■ Written exercise ■
Give a verbatim copy of the lines below, minus the pictures.

(Figure data in JSON)

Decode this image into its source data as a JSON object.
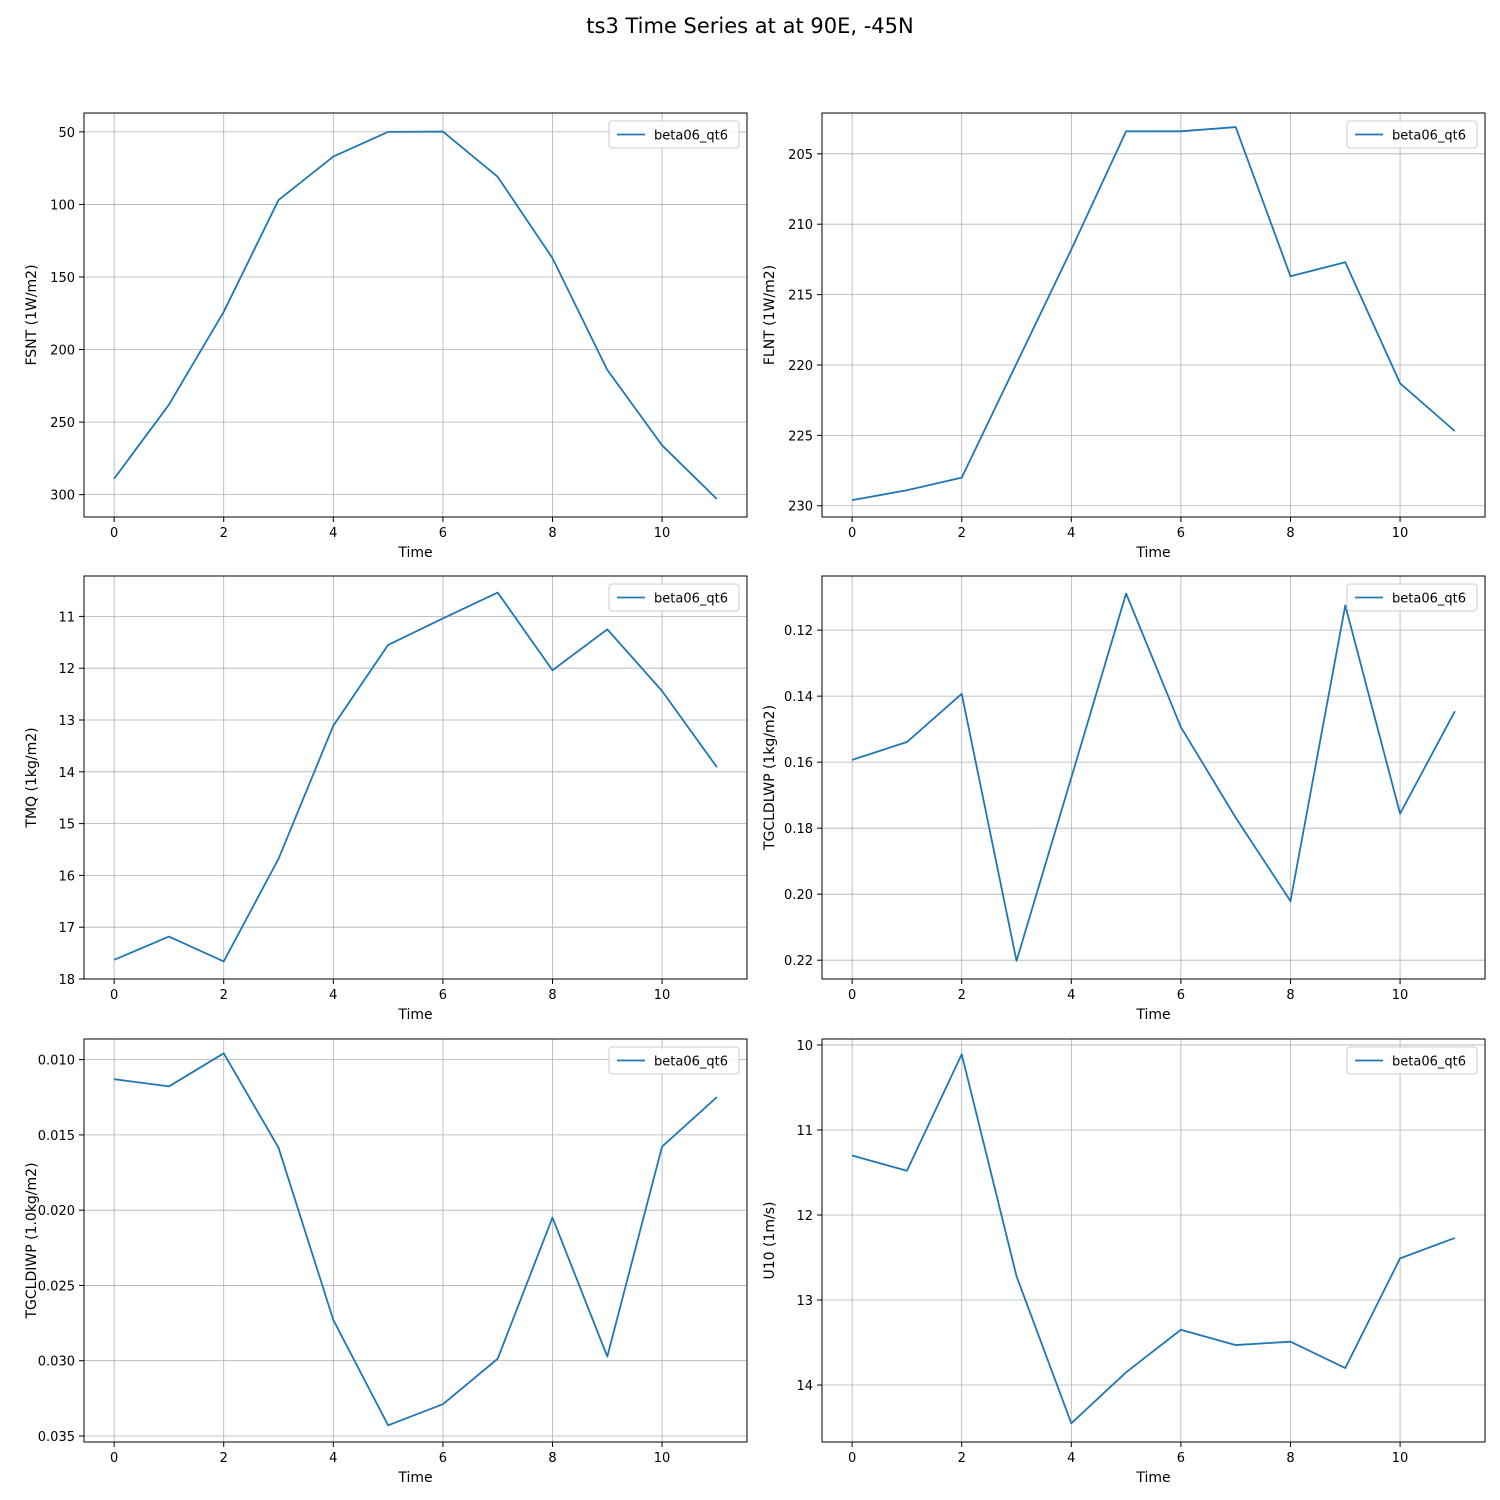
{
  "figure": {
    "title": "ts3 Time Series at at 90E, -45N"
  },
  "chart_data": [
    {
      "type": "line",
      "title": "",
      "xlabel": "Time",
      "ylabel": "FSNT (1W/m2)",
      "y_inverted": true,
      "xlim": [
        -0.55,
        11.55
      ],
      "ylim": [
        315.4,
        37.0
      ],
      "xticks": [
        0,
        2,
        4,
        6,
        8,
        10
      ],
      "yticks": [
        50,
        100,
        150,
        200,
        250,
        300
      ],
      "ytick_labels": [
        "50",
        "100",
        "150",
        "200",
        "250",
        "300"
      ],
      "grid": true,
      "legend": "top-right",
      "series": [
        {
          "name": "beta06_qt6",
          "color": "#1f77b4",
          "x": [
            0,
            1,
            2,
            3,
            4,
            5,
            6,
            7,
            8,
            9,
            10,
            11
          ],
          "values": [
            289.0,
            238.0,
            174.0,
            97.0,
            67.0,
            50.0,
            49.8,
            81.0,
            137.0,
            214.0,
            266.0,
            303.0
          ]
        }
      ]
    },
    {
      "type": "line",
      "title": "",
      "xlabel": "Time",
      "ylabel": "FLNT (1W/m2)",
      "y_inverted": true,
      "xlim": [
        -0.55,
        11.55
      ],
      "ylim": [
        230.8,
        202.1
      ],
      "xticks": [
        0,
        2,
        4,
        6,
        8,
        10
      ],
      "yticks": [
        205,
        210,
        215,
        220,
        225,
        230
      ],
      "ytick_labels": [
        "205",
        "210",
        "215",
        "220",
        "225",
        "230"
      ],
      "grid": true,
      "legend": "top-right",
      "series": [
        {
          "name": "beta06_qt6",
          "color": "#1f77b4",
          "x": [
            0,
            1,
            2,
            3,
            4,
            5,
            6,
            7,
            8,
            9,
            10,
            11
          ],
          "values": [
            229.6,
            228.9,
            228.0,
            219.9,
            211.8,
            203.4,
            203.4,
            203.1,
            213.7,
            212.7,
            221.3,
            224.7
          ]
        }
      ]
    },
    {
      "type": "line",
      "title": "",
      "xlabel": "Time",
      "ylabel": "TMQ (1kg/m2)",
      "y_inverted": true,
      "xlim": [
        -0.55,
        11.55
      ],
      "ylim": [
        18.0,
        10.22
      ],
      "xticks": [
        0,
        2,
        4,
        6,
        8,
        10
      ],
      "yticks": [
        11,
        12,
        13,
        14,
        15,
        16,
        17,
        18
      ],
      "ytick_labels": [
        "11",
        "12",
        "13",
        "14",
        "15",
        "16",
        "17",
        "18"
      ],
      "grid": true,
      "legend": "top-right",
      "series": [
        {
          "name": "beta06_qt6",
          "color": "#1f77b4",
          "x": [
            0,
            1,
            2,
            3,
            4,
            5,
            6,
            7,
            8,
            9,
            10,
            11
          ],
          "values": [
            17.63,
            17.18,
            17.66,
            15.68,
            13.11,
            11.55,
            11.04,
            10.54,
            12.04,
            11.25,
            12.44,
            13.91
          ]
        }
      ]
    },
    {
      "type": "line",
      "title": "",
      "xlabel": "Time",
      "ylabel": "TGCLDLWP (1kg/m2)",
      "y_inverted": true,
      "xlim": [
        -0.55,
        11.55
      ],
      "ylim": [
        0.2257,
        0.1036
      ],
      "xticks": [
        0,
        2,
        4,
        6,
        8,
        10
      ],
      "yticks": [
        0.12,
        0.14,
        0.16,
        0.18,
        0.2,
        0.22
      ],
      "ytick_labels": [
        "0.12",
        "0.14",
        "0.16",
        "0.18",
        "0.20",
        "0.22"
      ],
      "grid": true,
      "legend": "top-right",
      "series": [
        {
          "name": "beta06_qt6",
          "color": "#1f77b4",
          "x": [
            0,
            1,
            2,
            3,
            4,
            5,
            6,
            7,
            8,
            9,
            10,
            11
          ],
          "values": [
            0.1593,
            0.1539,
            0.1393,
            0.2202,
            0.1647,
            0.1089,
            0.1494,
            0.1768,
            0.2021,
            0.1125,
            0.1756,
            0.1446
          ]
        }
      ]
    },
    {
      "type": "line",
      "title": "",
      "xlabel": "Time",
      "ylabel": "TGCLDIWP (1.0kg/m2)",
      "y_inverted": true,
      "xlim": [
        -0.55,
        11.55
      ],
      "ylim": [
        0.0354,
        0.00863
      ],
      "xticks": [
        0,
        2,
        4,
        6,
        8,
        10
      ],
      "yticks": [
        0.01,
        0.015,
        0.02,
        0.025,
        0.03,
        0.035
      ],
      "ytick_labels": [
        "0.010",
        "0.015",
        "0.020",
        "0.025",
        "0.030",
        "0.035"
      ],
      "grid": true,
      "legend": "top-right",
      "series": [
        {
          "name": "beta06_qt6",
          "color": "#1f77b4",
          "x": [
            0,
            1,
            2,
            3,
            4,
            5,
            6,
            7,
            8,
            9,
            10,
            11
          ],
          "values": [
            0.0113,
            0.01178,
            0.00958,
            0.01585,
            0.02729,
            0.03429,
            0.03289,
            0.02987,
            0.02049,
            0.02972,
            0.01578,
            0.01249
          ]
        }
      ]
    },
    {
      "type": "line",
      "title": "",
      "xlabel": "Time",
      "ylabel": "U10 (1m/s)",
      "y_inverted": true,
      "xlim": [
        -0.55,
        11.55
      ],
      "ylim": [
        14.67,
        9.93
      ],
      "xticks": [
        0,
        2,
        4,
        6,
        8,
        10
      ],
      "yticks": [
        10,
        11,
        12,
        13,
        14
      ],
      "ytick_labels": [
        "10",
        "11",
        "12",
        "13",
        "14"
      ],
      "grid": true,
      "legend": "top-right",
      "series": [
        {
          "name": "beta06_qt6",
          "color": "#1f77b4",
          "x": [
            0,
            1,
            2,
            3,
            4,
            5,
            6,
            7,
            8,
            9,
            10,
            11
          ],
          "values": [
            11.3,
            11.48,
            10.11,
            12.72,
            14.45,
            13.85,
            13.35,
            13.53,
            13.49,
            13.8,
            12.51,
            12.27
          ]
        }
      ]
    }
  ]
}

■ Response ■
Decode this image into its source data as a JSON object.
{
  "figure": {
    "title": "ts3 Time Series at at 90E, -45N"
  },
  "chart_data": [
    {
      "type": "line",
      "title": "",
      "xlabel": "Time",
      "ylabel": "FSNT (1W/m2)",
      "y_inverted": true,
      "xlim": [
        -0.55,
        11.55
      ],
      "ylim": [
        315.4,
        37.0
      ],
      "xticks": [
        0,
        2,
        4,
        6,
        8,
        10
      ],
      "yticks": [
        50,
        100,
        150,
        200,
        250,
        300
      ],
      "ytick_labels": [
        "50",
        "100",
        "150",
        "200",
        "250",
        "300"
      ],
      "grid": true,
      "legend": "top-right",
      "series": [
        {
          "name": "beta06_qt6",
          "color": "#1f77b4",
          "x": [
            0,
            1,
            2,
            3,
            4,
            5,
            6,
            7,
            8,
            9,
            10,
            11
          ],
          "values": [
            289.0,
            238.0,
            174.0,
            97.0,
            67.0,
            50.0,
            49.8,
            81.0,
            137.0,
            214.0,
            266.0,
            303.0
          ]
        }
      ]
    },
    {
      "type": "line",
      "title": "",
      "xlabel": "Time",
      "ylabel": "FLNT (1W/m2)",
      "y_inverted": true,
      "xlim": [
        -0.55,
        11.55
      ],
      "ylim": [
        230.8,
        202.1
      ],
      "xticks": [
        0,
        2,
        4,
        6,
        8,
        10
      ],
      "yticks": [
        205,
        210,
        215,
        220,
        225,
        230
      ],
      "ytick_labels": [
        "205",
        "210",
        "215",
        "220",
        "225",
        "230"
      ],
      "grid": true,
      "legend": "top-right",
      "series": [
        {
          "name": "beta06_qt6",
          "color": "#1f77b4",
          "x": [
            0,
            1,
            2,
            3,
            4,
            5,
            6,
            7,
            8,
            9,
            10,
            11
          ],
          "values": [
            229.6,
            228.9,
            228.0,
            219.9,
            211.8,
            203.4,
            203.4,
            203.1,
            213.7,
            212.7,
            221.3,
            224.7
          ]
        }
      ]
    },
    {
      "type": "line",
      "title": "",
      "xlabel": "Time",
      "ylabel": "TMQ (1kg/m2)",
      "y_inverted": true,
      "xlim": [
        -0.55,
        11.55
      ],
      "ylim": [
        18.0,
        10.22
      ],
      "xticks": [
        0,
        2,
        4,
        6,
        8,
        10
      ],
      "yticks": [
        11,
        12,
        13,
        14,
        15,
        16,
        17,
        18
      ],
      "ytick_labels": [
        "11",
        "12",
        "13",
        "14",
        "15",
        "16",
        "17",
        "18"
      ],
      "grid": true,
      "legend": "top-right",
      "series": [
        {
          "name": "beta06_qt6",
          "color": "#1f77b4",
          "x": [
            0,
            1,
            2,
            3,
            4,
            5,
            6,
            7,
            8,
            9,
            10,
            11
          ],
          "values": [
            17.63,
            17.18,
            17.66,
            15.68,
            13.11,
            11.55,
            11.04,
            10.54,
            12.04,
            11.25,
            12.44,
            13.91
          ]
        }
      ]
    },
    {
      "type": "line",
      "title": "",
      "xlabel": "Time",
      "ylabel": "TGCLDLWP (1kg/m2)",
      "y_inverted": true,
      "xlim": [
        -0.55,
        11.55
      ],
      "ylim": [
        0.2257,
        0.1036
      ],
      "xticks": [
        0,
        2,
        4,
        6,
        8,
        10
      ],
      "yticks": [
        0.12,
        0.14,
        0.16,
        0.18,
        0.2,
        0.22
      ],
      "ytick_labels": [
        "0.12",
        "0.14",
        "0.16",
        "0.18",
        "0.20",
        "0.22"
      ],
      "grid": true,
      "legend": "top-right",
      "series": [
        {
          "name": "beta06_qt6",
          "color": "#1f77b4",
          "x": [
            0,
            1,
            2,
            3,
            4,
            5,
            6,
            7,
            8,
            9,
            10,
            11
          ],
          "values": [
            0.1593,
            0.1539,
            0.1393,
            0.2202,
            0.1647,
            0.1089,
            0.1494,
            0.1768,
            0.2021,
            0.1125,
            0.1756,
            0.1446
          ]
        }
      ]
    },
    {
      "type": "line",
      "title": "",
      "xlabel": "Time",
      "ylabel": "TGCLDIWP (1.0kg/m2)",
      "y_inverted": true,
      "xlim": [
        -0.55,
        11.55
      ],
      "ylim": [
        0.0354,
        0.00863
      ],
      "xticks": [
        0,
        2,
        4,
        6,
        8,
        10
      ],
      "yticks": [
        0.01,
        0.015,
        0.02,
        0.025,
        0.03,
        0.035
      ],
      "ytick_labels": [
        "0.010",
        "0.015",
        "0.020",
        "0.025",
        "0.030",
        "0.035"
      ],
      "grid": true,
      "legend": "top-right",
      "series": [
        {
          "name": "beta06_qt6",
          "color": "#1f77b4",
          "x": [
            0,
            1,
            2,
            3,
            4,
            5,
            6,
            7,
            8,
            9,
            10,
            11
          ],
          "values": [
            0.0113,
            0.01178,
            0.00958,
            0.01585,
            0.02729,
            0.03429,
            0.03289,
            0.02987,
            0.02049,
            0.02972,
            0.01578,
            0.01249
          ]
        }
      ]
    },
    {
      "type": "line",
      "title": "",
      "xlabel": "Time",
      "ylabel": "U10 (1m/s)",
      "y_inverted": true,
      "xlim": [
        -0.55,
        11.55
      ],
      "ylim": [
        14.67,
        9.93
      ],
      "xticks": [
        0,
        2,
        4,
        6,
        8,
        10
      ],
      "yticks": [
        10,
        11,
        12,
        13,
        14
      ],
      "ytick_labels": [
        "10",
        "11",
        "12",
        "13",
        "14"
      ],
      "grid": true,
      "legend": "top-right",
      "series": [
        {
          "name": "beta06_qt6",
          "color": "#1f77b4",
          "x": [
            0,
            1,
            2,
            3,
            4,
            5,
            6,
            7,
            8,
            9,
            10,
            11
          ],
          "values": [
            11.3,
            11.48,
            10.11,
            12.72,
            14.45,
            13.85,
            13.35,
            13.53,
            13.49,
            13.8,
            12.51,
            12.27
          ]
        }
      ]
    }
  ]
}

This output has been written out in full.